How many lines in the records below hold the string "Very"? Answer with the number alone.
****************************************
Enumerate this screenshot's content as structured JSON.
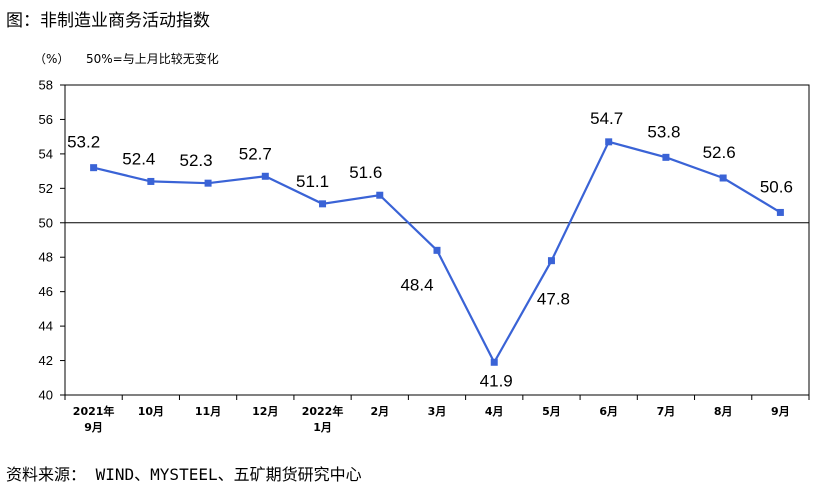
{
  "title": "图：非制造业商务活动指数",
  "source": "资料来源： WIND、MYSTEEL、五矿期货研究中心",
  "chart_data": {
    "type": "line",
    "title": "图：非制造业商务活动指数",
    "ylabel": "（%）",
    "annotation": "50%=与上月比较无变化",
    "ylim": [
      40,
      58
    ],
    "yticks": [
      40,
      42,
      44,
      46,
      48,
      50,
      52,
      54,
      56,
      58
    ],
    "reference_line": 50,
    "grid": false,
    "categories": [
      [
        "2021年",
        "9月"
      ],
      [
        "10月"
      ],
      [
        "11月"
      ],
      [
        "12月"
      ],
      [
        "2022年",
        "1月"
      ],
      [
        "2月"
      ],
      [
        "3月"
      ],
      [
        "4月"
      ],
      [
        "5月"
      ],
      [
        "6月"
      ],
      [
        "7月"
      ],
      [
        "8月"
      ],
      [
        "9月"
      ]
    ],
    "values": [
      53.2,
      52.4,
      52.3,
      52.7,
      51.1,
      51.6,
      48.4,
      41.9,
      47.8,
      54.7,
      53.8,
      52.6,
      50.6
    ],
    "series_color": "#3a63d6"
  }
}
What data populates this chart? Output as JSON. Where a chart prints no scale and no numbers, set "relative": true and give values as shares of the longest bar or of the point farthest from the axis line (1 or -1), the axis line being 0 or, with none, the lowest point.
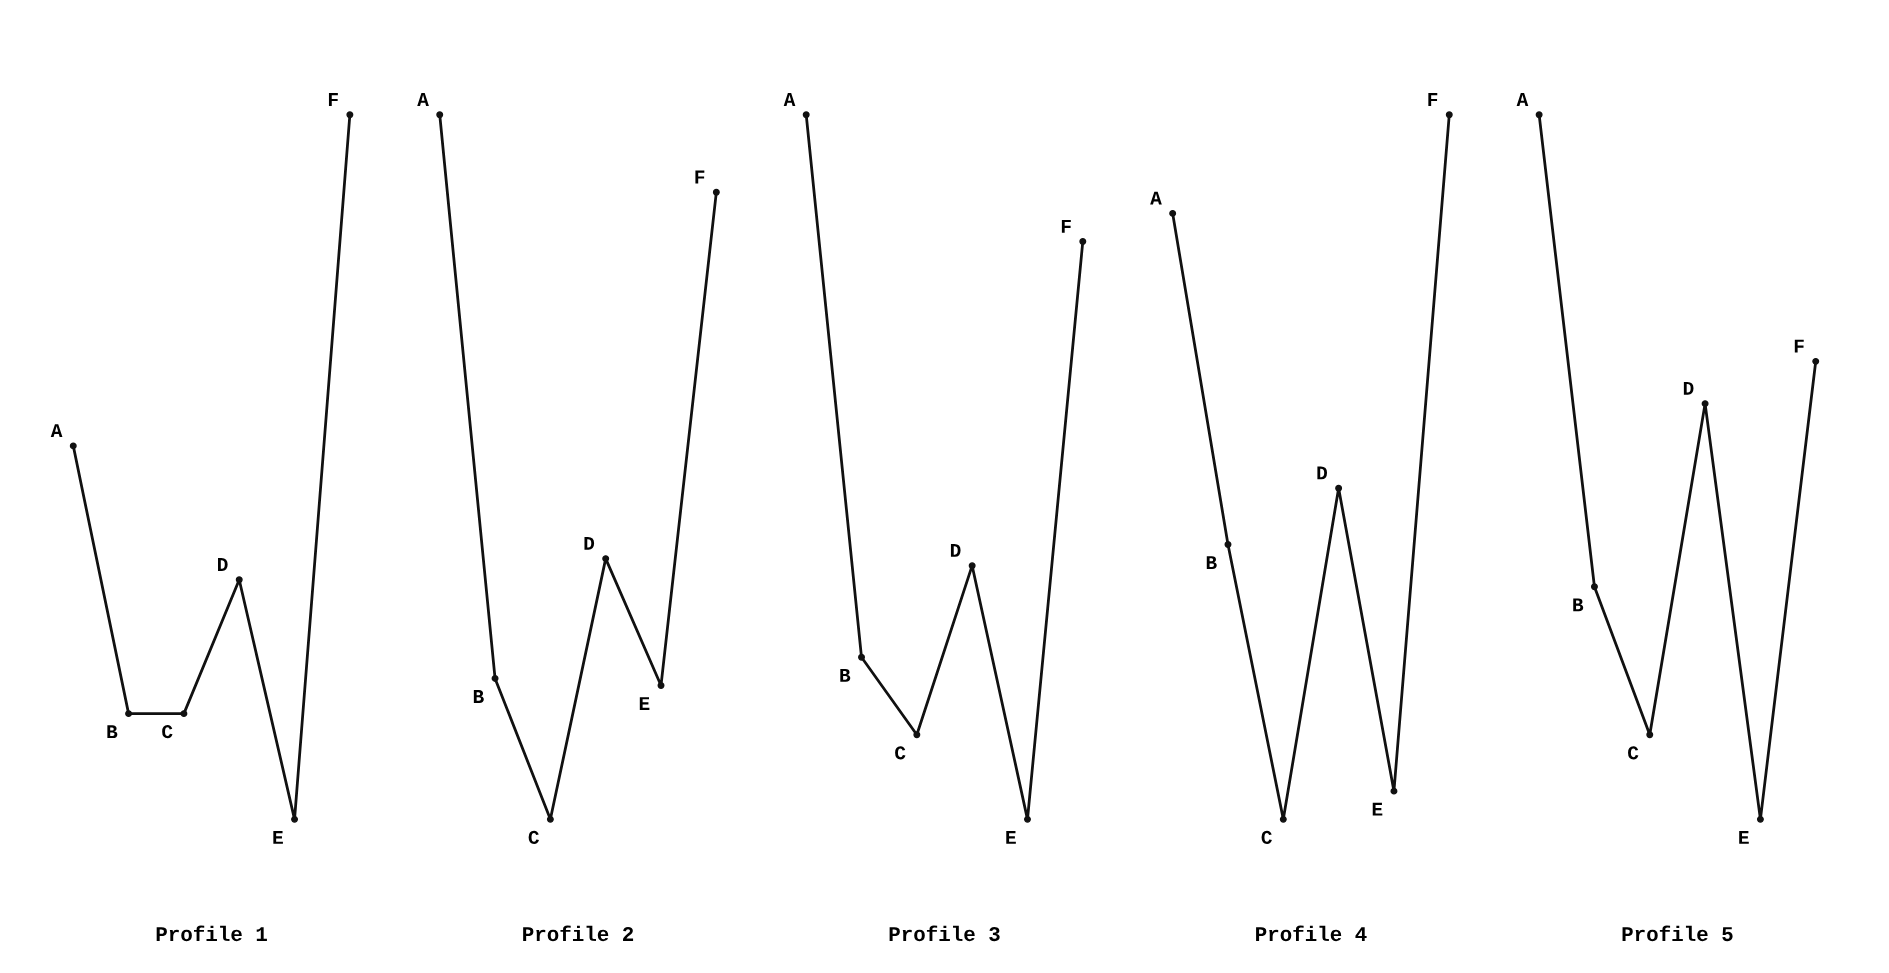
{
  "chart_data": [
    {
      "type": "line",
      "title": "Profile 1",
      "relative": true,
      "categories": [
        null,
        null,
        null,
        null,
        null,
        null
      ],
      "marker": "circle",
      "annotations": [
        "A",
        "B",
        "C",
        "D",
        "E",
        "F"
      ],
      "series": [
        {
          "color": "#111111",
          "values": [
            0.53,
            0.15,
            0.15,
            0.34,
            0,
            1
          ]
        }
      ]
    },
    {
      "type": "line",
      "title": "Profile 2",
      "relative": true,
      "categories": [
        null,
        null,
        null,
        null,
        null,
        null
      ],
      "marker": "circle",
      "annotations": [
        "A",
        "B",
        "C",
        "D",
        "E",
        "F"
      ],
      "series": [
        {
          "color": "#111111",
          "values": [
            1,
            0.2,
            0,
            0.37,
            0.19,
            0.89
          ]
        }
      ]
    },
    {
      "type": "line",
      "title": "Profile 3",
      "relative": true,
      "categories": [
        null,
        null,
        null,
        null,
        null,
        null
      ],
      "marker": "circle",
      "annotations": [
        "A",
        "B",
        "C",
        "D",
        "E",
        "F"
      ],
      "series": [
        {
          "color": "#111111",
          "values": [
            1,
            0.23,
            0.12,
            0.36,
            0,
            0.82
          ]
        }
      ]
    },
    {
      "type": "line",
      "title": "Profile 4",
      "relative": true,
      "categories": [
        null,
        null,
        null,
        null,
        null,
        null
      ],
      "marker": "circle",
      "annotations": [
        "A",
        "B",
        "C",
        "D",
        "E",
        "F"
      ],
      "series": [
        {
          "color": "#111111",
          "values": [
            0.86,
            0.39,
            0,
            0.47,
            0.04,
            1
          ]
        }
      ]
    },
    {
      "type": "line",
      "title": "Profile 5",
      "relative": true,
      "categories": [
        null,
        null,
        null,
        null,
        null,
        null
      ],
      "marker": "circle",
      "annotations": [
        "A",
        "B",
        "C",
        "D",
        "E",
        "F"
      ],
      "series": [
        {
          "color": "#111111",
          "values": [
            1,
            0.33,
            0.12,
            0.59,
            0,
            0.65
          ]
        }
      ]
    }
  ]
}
****************************************
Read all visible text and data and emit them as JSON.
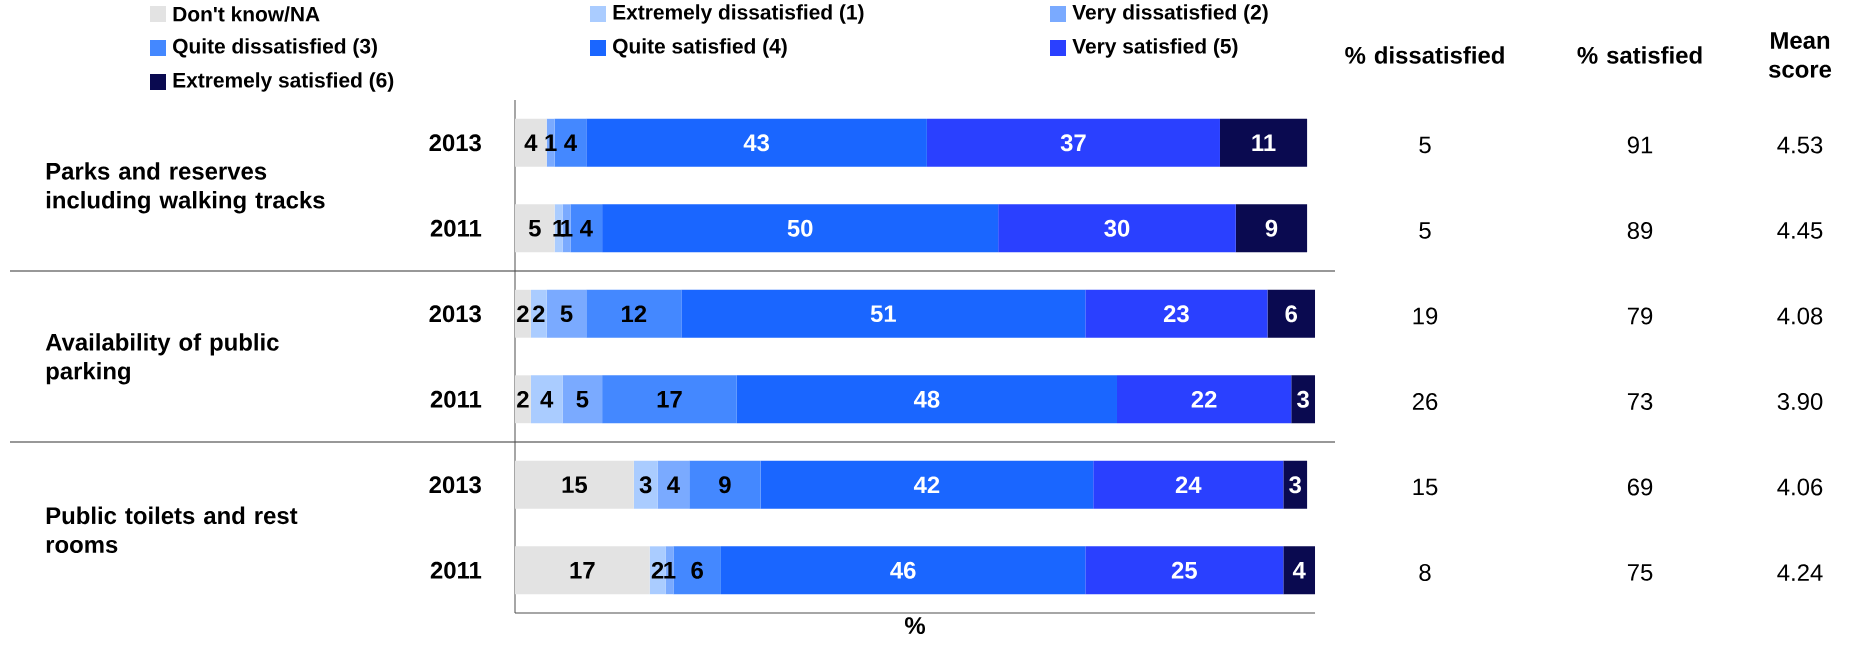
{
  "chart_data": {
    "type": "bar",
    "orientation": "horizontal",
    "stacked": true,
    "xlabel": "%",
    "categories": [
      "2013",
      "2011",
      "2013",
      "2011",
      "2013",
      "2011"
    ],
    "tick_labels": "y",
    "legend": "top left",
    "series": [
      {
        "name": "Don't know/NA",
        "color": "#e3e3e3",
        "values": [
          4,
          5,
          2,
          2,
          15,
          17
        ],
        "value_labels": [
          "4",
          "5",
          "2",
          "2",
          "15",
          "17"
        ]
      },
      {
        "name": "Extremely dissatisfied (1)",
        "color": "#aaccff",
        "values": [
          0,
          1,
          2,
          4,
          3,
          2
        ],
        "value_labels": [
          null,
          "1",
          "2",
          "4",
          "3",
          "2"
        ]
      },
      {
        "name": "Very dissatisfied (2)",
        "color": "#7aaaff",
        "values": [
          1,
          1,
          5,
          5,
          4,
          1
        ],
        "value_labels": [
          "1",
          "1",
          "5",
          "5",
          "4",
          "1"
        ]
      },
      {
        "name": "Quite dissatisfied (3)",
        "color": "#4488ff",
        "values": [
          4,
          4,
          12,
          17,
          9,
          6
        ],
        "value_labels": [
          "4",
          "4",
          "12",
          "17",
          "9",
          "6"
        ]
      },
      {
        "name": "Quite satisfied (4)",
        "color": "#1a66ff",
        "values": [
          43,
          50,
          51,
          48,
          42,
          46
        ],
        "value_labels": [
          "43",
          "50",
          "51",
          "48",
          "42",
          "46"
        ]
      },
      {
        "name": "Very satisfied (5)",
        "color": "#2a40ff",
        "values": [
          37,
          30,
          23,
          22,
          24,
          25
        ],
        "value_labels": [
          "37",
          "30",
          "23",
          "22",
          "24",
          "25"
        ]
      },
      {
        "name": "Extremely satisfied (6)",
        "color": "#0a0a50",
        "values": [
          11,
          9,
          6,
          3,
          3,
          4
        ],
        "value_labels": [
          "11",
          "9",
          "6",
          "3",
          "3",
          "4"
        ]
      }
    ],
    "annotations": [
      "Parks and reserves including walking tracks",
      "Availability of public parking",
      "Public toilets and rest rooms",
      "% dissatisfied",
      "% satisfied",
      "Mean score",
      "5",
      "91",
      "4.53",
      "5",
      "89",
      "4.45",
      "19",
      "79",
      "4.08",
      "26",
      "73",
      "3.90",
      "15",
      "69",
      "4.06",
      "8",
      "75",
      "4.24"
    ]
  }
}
****************************************
• Answer to this problem: 2